* _Supplied data_
==================================================

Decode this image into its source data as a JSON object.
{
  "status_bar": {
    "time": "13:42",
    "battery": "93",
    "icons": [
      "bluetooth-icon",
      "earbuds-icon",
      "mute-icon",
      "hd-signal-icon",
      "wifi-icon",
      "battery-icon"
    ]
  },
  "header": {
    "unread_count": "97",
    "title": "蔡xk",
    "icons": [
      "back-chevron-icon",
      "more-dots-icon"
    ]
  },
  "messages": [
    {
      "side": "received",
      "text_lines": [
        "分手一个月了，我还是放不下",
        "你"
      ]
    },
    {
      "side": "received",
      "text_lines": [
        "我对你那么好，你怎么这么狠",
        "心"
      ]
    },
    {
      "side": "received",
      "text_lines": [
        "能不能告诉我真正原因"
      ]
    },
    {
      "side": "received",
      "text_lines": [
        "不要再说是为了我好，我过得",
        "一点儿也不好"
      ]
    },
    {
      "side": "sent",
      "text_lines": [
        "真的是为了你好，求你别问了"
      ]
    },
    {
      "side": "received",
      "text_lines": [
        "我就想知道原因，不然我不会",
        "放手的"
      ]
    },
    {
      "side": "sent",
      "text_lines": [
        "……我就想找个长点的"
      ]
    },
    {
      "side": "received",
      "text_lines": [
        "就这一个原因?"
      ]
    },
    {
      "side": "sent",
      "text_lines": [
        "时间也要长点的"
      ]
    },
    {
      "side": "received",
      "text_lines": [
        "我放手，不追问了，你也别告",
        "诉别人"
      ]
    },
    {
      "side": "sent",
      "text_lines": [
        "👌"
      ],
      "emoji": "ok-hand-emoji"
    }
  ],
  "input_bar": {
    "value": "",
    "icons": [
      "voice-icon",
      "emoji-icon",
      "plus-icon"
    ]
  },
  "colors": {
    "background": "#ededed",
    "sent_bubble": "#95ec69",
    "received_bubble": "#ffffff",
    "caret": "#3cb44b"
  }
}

==================================================

Using the data above, output each line exactly.

Decode this image into its source data as a JSON object.
{
  "status_bar": {
    "time": "13:42",
    "battery": "93",
    "icons": [
      "bluetooth-icon",
      "earbuds-icon",
      "mute-icon",
      "hd-signal-icon",
      "wifi-icon",
      "battery-icon"
    ]
  },
  "header": {
    "unread_count": "97",
    "title": "蔡xk",
    "icons": [
      "back-chevron-icon",
      "more-dots-icon"
    ]
  },
  "messages": [
    {
      "side": "received",
      "text_lines": [
        "分手一个月了，我还是放不下",
        "你"
      ]
    },
    {
      "side": "received",
      "text_lines": [
        "我对你那么好，你怎么这么狠",
        "心"
      ]
    },
    {
      "side": "received",
      "text_lines": [
        "能不能告诉我真正原因"
      ]
    },
    {
      "side": "received",
      "text_lines": [
        "不要再说是为了我好，我过得",
        "一点儿也不好"
      ]
    },
    {
      "side": "sent",
      "text_lines": [
        "真的是为了你好，求你别问了"
      ]
    },
    {
      "side": "received",
      "text_lines": [
        "我就想知道原因，不然我不会",
        "放手的"
      ]
    },
    {
      "side": "sent",
      "text_lines": [
        "……我就想找个长点的"
      ]
    },
    {
      "side": "received",
      "text_lines": [
        "就这一个原因?"
      ]
    },
    {
      "side": "sent",
      "text_lines": [
        "时间也要长点的"
      ]
    },
    {
      "side": "received",
      "text_lines": [
        "我放手，不追问了，你也别告",
        "诉别人"
      ]
    },
    {
      "side": "sent",
      "text_lines": [
        "👌"
      ],
      "emoji": "ok-hand-emoji"
    }
  ],
  "input_bar": {
    "value": "",
    "icons": [
      "voice-icon",
      "emoji-icon",
      "plus-icon"
    ]
  },
  "colors": {
    "background": "#ededed",
    "sent_bubble": "#95ec69",
    "received_bubble": "#ffffff",
    "caret": "#3cb44b"
  }
}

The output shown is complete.